• [Objective]: Count how many lines contain the word "label". Please give only the number.

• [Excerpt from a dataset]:
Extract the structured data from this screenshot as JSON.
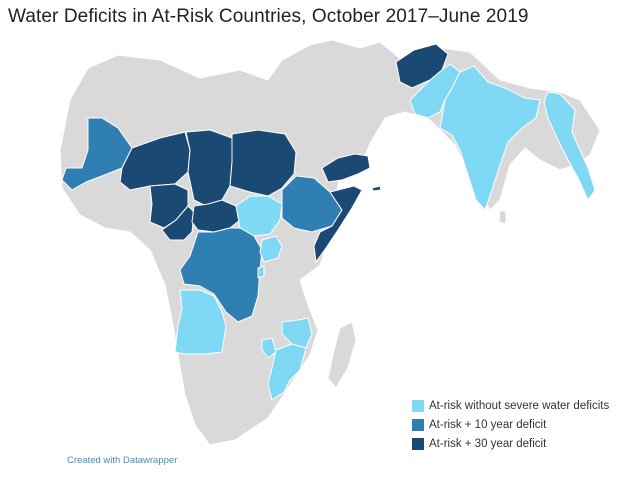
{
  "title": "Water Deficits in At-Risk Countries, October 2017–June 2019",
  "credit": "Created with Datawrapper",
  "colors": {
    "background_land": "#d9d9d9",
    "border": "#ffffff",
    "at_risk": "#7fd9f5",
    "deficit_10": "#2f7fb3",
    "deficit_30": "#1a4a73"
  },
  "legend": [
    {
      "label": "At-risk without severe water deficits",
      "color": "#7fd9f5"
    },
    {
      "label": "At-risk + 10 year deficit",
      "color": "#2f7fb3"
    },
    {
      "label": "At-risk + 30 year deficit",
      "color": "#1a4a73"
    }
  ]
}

• [Correct output]: 3